■ **What this task involves**: Copy out the lines from the one with "Identify all the" to the one with "pivot-label: S1 (757, 295, 767, 304)", swapping "price-tick" for "price-mark" each time and keeping everything else the same. Don't include the picture.

■ **Material for the task**:
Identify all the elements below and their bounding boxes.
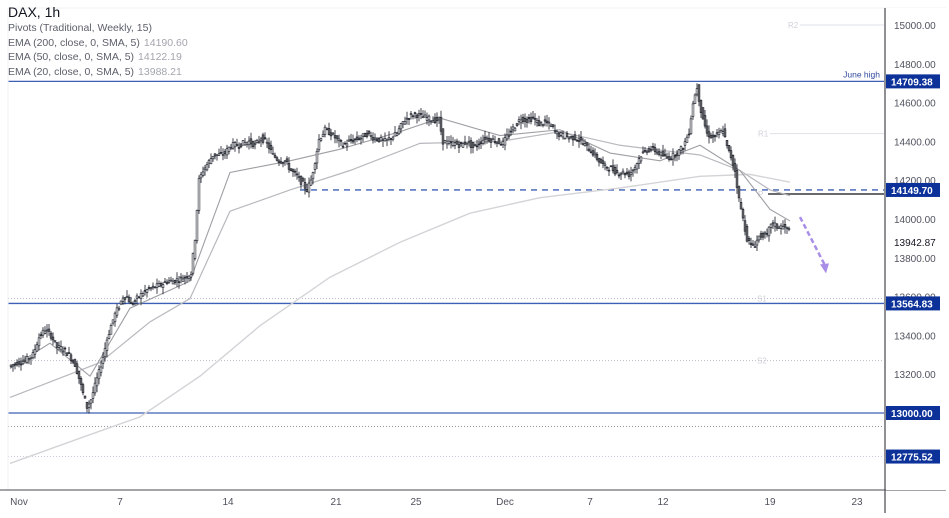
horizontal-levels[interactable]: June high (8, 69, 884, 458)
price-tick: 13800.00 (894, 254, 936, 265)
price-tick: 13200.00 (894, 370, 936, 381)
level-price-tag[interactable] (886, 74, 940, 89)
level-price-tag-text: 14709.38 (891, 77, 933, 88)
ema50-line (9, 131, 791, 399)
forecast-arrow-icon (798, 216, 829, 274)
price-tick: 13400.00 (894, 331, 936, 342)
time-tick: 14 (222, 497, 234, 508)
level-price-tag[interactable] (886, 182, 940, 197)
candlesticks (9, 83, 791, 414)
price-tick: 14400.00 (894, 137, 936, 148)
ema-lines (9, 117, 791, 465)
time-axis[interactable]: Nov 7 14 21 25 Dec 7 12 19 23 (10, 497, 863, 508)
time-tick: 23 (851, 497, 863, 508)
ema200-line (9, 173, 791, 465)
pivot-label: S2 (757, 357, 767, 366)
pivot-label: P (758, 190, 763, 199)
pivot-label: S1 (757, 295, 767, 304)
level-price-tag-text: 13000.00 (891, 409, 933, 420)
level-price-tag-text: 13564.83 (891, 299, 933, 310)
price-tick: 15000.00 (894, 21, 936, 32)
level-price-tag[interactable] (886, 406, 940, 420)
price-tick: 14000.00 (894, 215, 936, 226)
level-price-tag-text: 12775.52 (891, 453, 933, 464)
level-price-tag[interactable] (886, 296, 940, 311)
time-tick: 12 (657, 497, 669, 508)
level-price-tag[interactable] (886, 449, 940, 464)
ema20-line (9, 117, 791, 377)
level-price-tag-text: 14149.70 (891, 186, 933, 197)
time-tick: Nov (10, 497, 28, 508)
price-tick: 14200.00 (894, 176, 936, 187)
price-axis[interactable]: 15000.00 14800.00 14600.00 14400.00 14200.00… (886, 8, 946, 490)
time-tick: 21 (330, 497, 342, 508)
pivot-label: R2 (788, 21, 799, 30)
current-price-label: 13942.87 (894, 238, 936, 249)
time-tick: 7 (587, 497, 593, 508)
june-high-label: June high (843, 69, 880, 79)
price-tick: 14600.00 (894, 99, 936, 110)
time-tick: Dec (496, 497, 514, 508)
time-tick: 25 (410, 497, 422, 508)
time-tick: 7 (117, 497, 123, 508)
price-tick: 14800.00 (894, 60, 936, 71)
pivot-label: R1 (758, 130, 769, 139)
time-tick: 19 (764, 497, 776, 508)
...
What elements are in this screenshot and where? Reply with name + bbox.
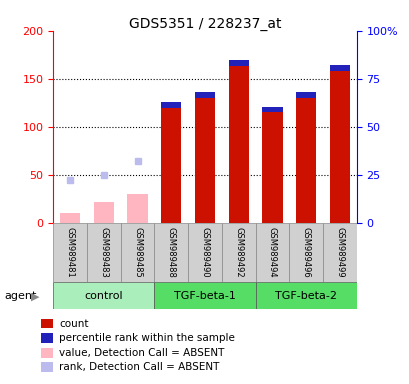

■ **Written response**:
Identify all the elements below and their bounding boxes.
horizontal-levels[interactable]: June high (8, 69, 884, 458)
price-mark: 13800.00 (894, 254, 936, 265)
price-mark: 13200.00 (894, 370, 936, 381)
level-price-tag[interactable] (886, 74, 940, 89)
level-price-tag-text: 14709.38 (891, 77, 933, 88)
ema50-line (9, 131, 791, 399)
forecast-arrow-icon (798, 216, 829, 274)
price-mark: 13400.00 (894, 331, 936, 342)
time-tick: 14 (222, 497, 234, 508)
level-price-tag[interactable] (886, 182, 940, 197)
candlesticks (9, 83, 791, 414)
price-mark: 14400.00 (894, 137, 936, 148)
ema-lines (9, 117, 791, 465)
time-axis[interactable]: Nov 7 14 21 25 Dec 7 12 19 23 (10, 497, 863, 508)
time-tick: 23 (851, 497, 863, 508)
ema200-line (9, 173, 791, 465)
pivot-label: S2 (757, 357, 767, 366)
pivot-label: P (758, 190, 763, 199)
pivot-label: S1 (757, 295, 767, 304)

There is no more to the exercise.